_TASK_. Give all the lines below again, exactly, with no pictures.

_EXTRACTED INFORMATION_.
>>>

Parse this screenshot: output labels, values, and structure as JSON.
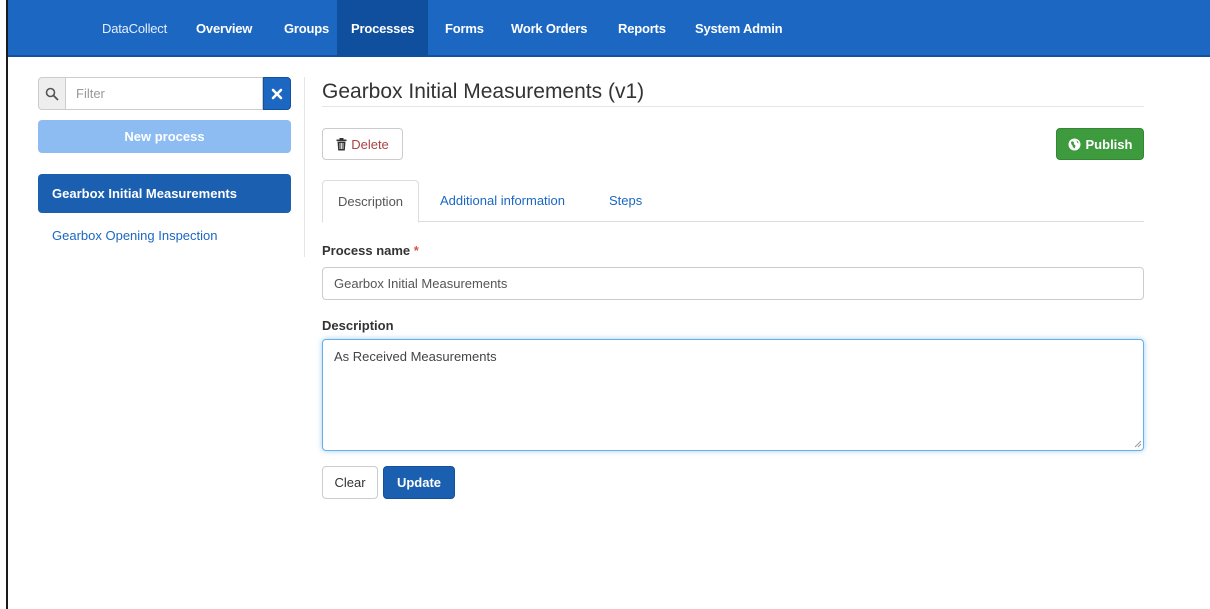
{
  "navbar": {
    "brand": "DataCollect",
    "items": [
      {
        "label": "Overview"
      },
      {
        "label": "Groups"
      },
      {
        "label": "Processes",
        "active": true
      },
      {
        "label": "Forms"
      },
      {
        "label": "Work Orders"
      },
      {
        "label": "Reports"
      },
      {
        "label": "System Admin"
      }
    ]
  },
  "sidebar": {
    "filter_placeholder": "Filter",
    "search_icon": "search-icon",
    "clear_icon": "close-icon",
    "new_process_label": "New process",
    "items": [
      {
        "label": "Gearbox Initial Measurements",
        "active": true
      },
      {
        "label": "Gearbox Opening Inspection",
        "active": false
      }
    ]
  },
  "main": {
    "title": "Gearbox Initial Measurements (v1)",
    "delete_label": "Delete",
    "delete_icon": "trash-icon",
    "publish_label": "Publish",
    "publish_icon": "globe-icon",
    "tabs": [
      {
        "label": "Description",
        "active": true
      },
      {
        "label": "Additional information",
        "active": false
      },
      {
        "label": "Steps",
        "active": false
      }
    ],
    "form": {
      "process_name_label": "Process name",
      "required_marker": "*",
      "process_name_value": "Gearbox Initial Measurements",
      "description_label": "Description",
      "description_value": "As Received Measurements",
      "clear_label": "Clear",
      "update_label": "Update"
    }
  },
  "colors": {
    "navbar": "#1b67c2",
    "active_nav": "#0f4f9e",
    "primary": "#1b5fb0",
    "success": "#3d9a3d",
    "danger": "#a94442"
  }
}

<<<

_THE ANSWER_.
Parse this screenshot: output labels, values, and structure as JSON.
{
  "navbar": {
    "brand": "DataCollect",
    "items": [
      {
        "label": "Overview"
      },
      {
        "label": "Groups"
      },
      {
        "label": "Processes",
        "active": true
      },
      {
        "label": "Forms"
      },
      {
        "label": "Work Orders"
      },
      {
        "label": "Reports"
      },
      {
        "label": "System Admin"
      }
    ]
  },
  "sidebar": {
    "filter_placeholder": "Filter",
    "search_icon": "search-icon",
    "clear_icon": "close-icon",
    "new_process_label": "New process",
    "items": [
      {
        "label": "Gearbox Initial Measurements",
        "active": true
      },
      {
        "label": "Gearbox Opening Inspection",
        "active": false
      }
    ]
  },
  "main": {
    "title": "Gearbox Initial Measurements (v1)",
    "delete_label": "Delete",
    "delete_icon": "trash-icon",
    "publish_label": "Publish",
    "publish_icon": "globe-icon",
    "tabs": [
      {
        "label": "Description",
        "active": true
      },
      {
        "label": "Additional information",
        "active": false
      },
      {
        "label": "Steps",
        "active": false
      }
    ],
    "form": {
      "process_name_label": "Process name",
      "required_marker": "*",
      "process_name_value": "Gearbox Initial Measurements",
      "description_label": "Description",
      "description_value": "As Received Measurements",
      "clear_label": "Clear",
      "update_label": "Update"
    }
  },
  "colors": {
    "navbar": "#1b67c2",
    "active_nav": "#0f4f9e",
    "primary": "#1b5fb0",
    "success": "#3d9a3d",
    "danger": "#a94442"
  }
}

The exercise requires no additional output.